- [Article]:
Mahmood Ahmad Ghazi (13 September 1950 – 26 September 2010) was a Pakistani jurist and scholar of Islamic Studies, shariah and fiqh. He was a professor at the International Islamic University, Islamabad, judge at the Federal Shariat Court and Federal Minister for Religious Affairs in Pakistan. He completed his dars-e-nizami at the age of 16 and later obtained a PhD in Islamic Studies from Punjab University. He was fluent in Urdu, English, Arabic, Persian, Turkish and French. He authored numerous works in Urdu and English, and translated Persian poetry Payam-e-Mashriq of Muhammad Iqbal into Arabic.

Birth and education
Ghazi was born on 13 September 1950 in Kandhla, Uttar Pradesh. His father Muhammad Ahmad Farooqui was a disciple of Muhammad Zakariyya Kandhlawi whilst his mother was niece of Izharul Hasan Kandhlawi. Ghazi started memorizing al-Qur’ân from the madrasa of Mawlâna Siddĭq Ahmad, during stay with his (maternal) grandmother, and completed the Hifz (memorization) after migration to Karachi, Pakistan in 1954 from the madrasah of Qâri Waqa-Allah Panipati, at the age of eight years. He started Dars-i Nizami from Jamia Uloom-ul-Islamia, Karachi and completed the syllabus from Madrasa Ta‘lim al- Qur’ân, Rawalpindi in 1966. He got the degrees of B.A. Hons. (Arabic) in 1966; B.A. Hons. (Persian) in 1968; M.A. (Arabic) in 1976; and PhD in 1998 from the University of the Punjab, Lahore.

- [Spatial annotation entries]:

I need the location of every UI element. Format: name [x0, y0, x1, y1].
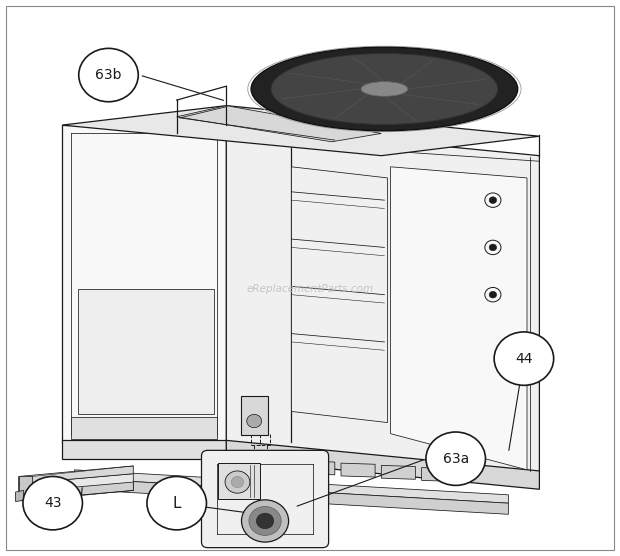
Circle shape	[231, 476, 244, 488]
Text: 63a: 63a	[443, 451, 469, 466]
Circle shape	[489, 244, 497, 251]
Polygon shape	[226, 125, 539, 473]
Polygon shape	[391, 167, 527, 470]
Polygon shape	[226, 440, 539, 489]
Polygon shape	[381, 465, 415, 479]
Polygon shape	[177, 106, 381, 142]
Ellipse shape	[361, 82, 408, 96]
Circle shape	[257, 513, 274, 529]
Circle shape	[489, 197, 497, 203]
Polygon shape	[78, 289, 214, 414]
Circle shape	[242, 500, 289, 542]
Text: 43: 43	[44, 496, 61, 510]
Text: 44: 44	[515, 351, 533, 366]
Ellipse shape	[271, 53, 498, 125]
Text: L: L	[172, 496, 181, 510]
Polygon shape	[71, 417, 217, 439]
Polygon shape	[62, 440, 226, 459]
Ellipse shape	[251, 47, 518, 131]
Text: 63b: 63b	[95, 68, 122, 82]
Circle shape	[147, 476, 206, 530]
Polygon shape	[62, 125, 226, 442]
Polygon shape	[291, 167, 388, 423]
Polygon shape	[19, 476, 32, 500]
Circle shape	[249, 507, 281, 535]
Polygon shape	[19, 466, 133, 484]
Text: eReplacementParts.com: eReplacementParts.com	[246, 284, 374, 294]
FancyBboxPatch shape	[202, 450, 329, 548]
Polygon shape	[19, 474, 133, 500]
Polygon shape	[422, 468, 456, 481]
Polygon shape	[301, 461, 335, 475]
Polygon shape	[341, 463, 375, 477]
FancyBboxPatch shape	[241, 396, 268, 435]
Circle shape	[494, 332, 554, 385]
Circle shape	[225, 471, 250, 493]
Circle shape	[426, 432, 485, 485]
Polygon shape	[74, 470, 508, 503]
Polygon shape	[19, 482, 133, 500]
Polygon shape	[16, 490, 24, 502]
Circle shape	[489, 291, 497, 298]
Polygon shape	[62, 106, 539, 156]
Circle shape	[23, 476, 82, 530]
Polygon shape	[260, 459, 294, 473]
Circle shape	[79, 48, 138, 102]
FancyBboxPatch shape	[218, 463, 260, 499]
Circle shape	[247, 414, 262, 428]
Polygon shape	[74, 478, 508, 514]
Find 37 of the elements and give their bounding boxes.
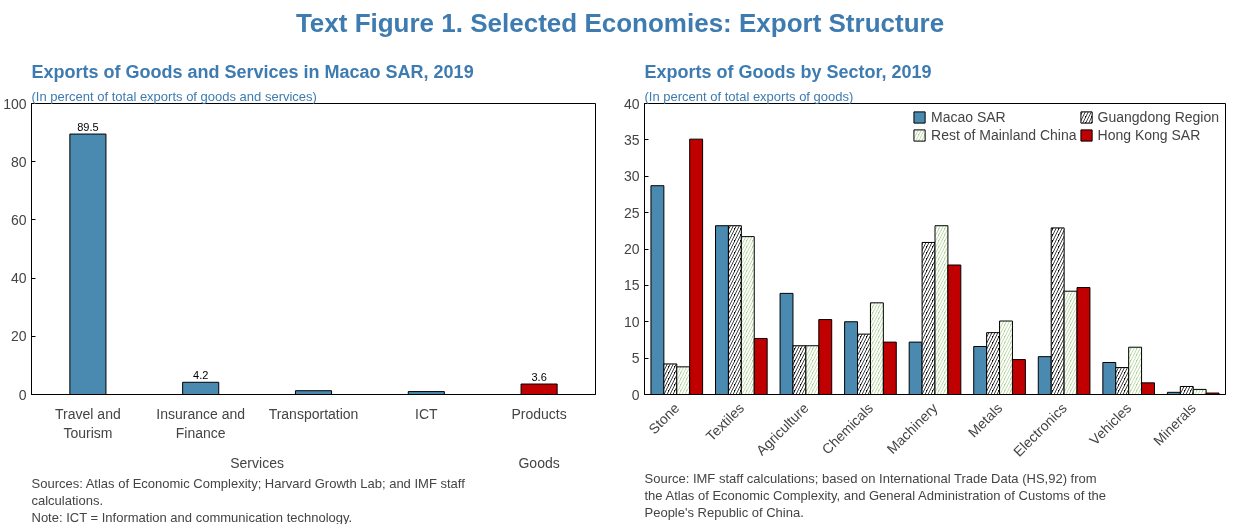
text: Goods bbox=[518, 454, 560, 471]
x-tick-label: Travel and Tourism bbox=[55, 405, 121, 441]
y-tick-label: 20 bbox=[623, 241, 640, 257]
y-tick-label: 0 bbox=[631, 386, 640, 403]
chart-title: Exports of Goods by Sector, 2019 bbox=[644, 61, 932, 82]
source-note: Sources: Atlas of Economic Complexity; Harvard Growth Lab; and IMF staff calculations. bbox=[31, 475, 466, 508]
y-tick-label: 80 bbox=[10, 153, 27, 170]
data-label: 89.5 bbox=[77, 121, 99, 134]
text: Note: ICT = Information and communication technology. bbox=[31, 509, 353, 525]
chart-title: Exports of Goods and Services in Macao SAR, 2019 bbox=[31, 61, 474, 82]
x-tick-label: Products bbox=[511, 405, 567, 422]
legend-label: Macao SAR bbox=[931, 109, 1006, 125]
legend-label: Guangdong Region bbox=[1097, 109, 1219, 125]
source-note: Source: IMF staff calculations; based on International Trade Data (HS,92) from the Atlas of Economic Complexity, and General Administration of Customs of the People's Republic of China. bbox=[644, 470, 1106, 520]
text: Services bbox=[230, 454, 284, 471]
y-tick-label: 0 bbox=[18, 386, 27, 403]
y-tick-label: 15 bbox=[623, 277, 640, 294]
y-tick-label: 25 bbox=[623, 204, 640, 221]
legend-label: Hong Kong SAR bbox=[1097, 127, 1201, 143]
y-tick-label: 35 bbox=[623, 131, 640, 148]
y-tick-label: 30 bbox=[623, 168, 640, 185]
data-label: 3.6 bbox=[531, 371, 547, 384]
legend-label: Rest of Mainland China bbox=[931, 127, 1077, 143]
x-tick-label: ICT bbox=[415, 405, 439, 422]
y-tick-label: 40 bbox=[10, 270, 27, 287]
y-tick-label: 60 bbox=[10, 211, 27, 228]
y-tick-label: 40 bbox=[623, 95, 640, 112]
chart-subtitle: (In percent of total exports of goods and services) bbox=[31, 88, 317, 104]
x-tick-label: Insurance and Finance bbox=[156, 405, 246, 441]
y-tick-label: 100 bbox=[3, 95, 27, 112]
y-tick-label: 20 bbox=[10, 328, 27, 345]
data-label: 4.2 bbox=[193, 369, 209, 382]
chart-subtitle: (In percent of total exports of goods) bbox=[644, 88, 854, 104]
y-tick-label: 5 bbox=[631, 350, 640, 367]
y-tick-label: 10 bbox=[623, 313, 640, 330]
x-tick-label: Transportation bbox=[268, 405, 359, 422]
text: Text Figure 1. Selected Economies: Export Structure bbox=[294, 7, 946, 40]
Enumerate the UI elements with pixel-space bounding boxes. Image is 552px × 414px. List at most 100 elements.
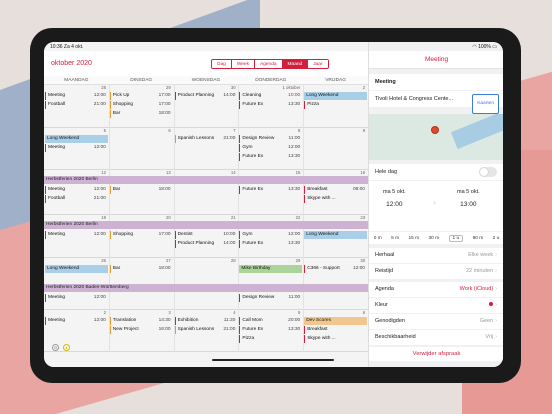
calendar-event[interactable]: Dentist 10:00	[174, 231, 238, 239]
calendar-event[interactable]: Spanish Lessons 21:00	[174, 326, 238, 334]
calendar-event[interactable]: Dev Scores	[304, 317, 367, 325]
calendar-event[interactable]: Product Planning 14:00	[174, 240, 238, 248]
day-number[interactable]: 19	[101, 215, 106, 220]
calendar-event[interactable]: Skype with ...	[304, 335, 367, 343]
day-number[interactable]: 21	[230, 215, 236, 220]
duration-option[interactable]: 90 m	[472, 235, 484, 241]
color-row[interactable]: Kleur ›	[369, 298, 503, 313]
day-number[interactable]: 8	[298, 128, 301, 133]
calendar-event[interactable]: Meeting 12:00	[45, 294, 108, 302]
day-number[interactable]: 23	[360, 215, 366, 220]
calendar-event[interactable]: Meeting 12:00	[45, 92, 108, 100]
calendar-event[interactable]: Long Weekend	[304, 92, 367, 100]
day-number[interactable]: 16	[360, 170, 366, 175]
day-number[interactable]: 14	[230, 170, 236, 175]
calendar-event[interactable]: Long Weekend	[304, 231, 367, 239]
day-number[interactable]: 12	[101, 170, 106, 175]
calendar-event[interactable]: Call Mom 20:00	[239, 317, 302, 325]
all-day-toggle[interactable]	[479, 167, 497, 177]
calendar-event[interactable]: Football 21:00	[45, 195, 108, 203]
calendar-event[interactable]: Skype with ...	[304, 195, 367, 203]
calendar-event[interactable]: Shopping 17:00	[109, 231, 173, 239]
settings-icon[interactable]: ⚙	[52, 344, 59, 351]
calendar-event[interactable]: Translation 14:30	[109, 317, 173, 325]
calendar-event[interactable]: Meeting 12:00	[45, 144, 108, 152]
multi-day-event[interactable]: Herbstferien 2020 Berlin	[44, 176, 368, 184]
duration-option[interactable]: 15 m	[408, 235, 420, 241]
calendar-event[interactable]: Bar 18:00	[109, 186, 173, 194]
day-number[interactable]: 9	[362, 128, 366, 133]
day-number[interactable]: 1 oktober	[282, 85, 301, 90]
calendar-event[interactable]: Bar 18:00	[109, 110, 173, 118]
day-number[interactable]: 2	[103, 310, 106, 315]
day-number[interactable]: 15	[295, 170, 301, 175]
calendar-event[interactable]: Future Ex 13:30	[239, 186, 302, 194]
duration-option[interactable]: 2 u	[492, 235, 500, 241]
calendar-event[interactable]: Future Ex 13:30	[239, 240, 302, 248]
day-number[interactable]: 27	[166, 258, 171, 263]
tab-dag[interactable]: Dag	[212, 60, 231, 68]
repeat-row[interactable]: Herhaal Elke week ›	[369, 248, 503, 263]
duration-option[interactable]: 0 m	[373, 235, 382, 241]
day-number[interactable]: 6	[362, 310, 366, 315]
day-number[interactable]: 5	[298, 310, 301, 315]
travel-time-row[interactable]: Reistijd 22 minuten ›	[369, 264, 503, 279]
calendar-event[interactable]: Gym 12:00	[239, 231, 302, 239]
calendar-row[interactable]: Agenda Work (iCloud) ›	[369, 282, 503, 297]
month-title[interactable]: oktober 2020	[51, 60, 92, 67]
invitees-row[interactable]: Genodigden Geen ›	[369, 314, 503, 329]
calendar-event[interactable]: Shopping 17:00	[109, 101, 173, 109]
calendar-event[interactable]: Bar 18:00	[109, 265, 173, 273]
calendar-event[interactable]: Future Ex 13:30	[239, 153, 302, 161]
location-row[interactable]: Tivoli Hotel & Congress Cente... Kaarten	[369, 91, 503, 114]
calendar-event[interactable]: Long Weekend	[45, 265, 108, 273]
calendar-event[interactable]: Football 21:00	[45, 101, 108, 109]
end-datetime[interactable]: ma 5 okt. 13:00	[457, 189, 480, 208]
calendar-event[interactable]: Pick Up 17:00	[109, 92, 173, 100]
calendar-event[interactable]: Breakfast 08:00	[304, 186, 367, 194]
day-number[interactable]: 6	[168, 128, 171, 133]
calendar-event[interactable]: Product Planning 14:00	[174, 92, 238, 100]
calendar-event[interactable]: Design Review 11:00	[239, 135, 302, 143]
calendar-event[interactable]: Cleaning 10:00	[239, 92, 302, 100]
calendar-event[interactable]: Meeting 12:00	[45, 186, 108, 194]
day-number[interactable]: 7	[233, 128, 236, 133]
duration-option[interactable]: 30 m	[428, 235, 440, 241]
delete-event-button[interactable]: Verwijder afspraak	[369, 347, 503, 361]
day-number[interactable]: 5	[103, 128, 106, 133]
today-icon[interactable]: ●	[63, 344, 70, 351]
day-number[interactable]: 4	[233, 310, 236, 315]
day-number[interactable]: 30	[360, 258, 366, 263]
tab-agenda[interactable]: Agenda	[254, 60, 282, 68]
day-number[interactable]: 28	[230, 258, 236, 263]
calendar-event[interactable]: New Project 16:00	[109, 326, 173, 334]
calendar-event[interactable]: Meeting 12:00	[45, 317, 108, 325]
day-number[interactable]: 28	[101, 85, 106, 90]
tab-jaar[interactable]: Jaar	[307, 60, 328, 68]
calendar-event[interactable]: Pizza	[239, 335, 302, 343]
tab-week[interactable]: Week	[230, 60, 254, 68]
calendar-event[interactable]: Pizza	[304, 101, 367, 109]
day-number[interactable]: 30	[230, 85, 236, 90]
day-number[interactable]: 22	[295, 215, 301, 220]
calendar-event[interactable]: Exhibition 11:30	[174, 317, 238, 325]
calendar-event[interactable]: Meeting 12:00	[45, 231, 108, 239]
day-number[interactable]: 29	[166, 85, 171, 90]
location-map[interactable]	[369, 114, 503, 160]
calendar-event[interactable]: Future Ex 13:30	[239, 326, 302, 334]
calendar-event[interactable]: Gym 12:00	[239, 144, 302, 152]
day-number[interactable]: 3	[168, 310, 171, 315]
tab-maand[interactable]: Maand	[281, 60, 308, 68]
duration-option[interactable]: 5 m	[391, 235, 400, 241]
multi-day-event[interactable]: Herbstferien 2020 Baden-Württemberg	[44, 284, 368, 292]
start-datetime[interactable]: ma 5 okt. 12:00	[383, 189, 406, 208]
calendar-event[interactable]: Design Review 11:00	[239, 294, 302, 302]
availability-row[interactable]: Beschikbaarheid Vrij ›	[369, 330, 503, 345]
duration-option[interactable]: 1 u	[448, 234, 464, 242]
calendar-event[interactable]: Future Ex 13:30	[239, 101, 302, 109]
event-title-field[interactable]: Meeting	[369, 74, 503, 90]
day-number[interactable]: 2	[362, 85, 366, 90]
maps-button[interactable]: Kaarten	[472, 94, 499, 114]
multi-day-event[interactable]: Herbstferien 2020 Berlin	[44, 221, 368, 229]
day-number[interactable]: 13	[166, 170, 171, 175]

- [Complete the following]:
- a) Using the Ghazi biography, explain in one to three sentences how his memorization of the Qur'an came to start in one place and finish in another.
- b) From the entries, copy out word for word the lines starting at the one that contains "231, 238, 239]" and ending after the one that contains "215, 236, 220]".

- [Replies]:
- a) He began memorizing the Qur'an at the madrasa of Mawlâna Siddĭq Ahmad while staying with his maternal grandmother. After migrating to Karachi, Pakistan, in 1954, he completed the Hifz at the madrasah of Qâri Waqa-Allah Panipati, at the age of eight.

- b)
calendar-event[interactable]: Dentist 10:00	[174, 231, 238, 239]
calendar-event[interactable]: Spanish Lessons 21:00	[174, 326, 238, 334]
calendar-event[interactable]: Dev Scores	[304, 317, 367, 325]
calendar-event[interactable]: Product Planning 14:00	[174, 240, 238, 248]
day-number[interactable]: 19	[101, 215, 106, 220]
calendar-event[interactable]: Skype with ...	[304, 335, 367, 343]
day-number[interactable]: 21	[230, 215, 236, 220]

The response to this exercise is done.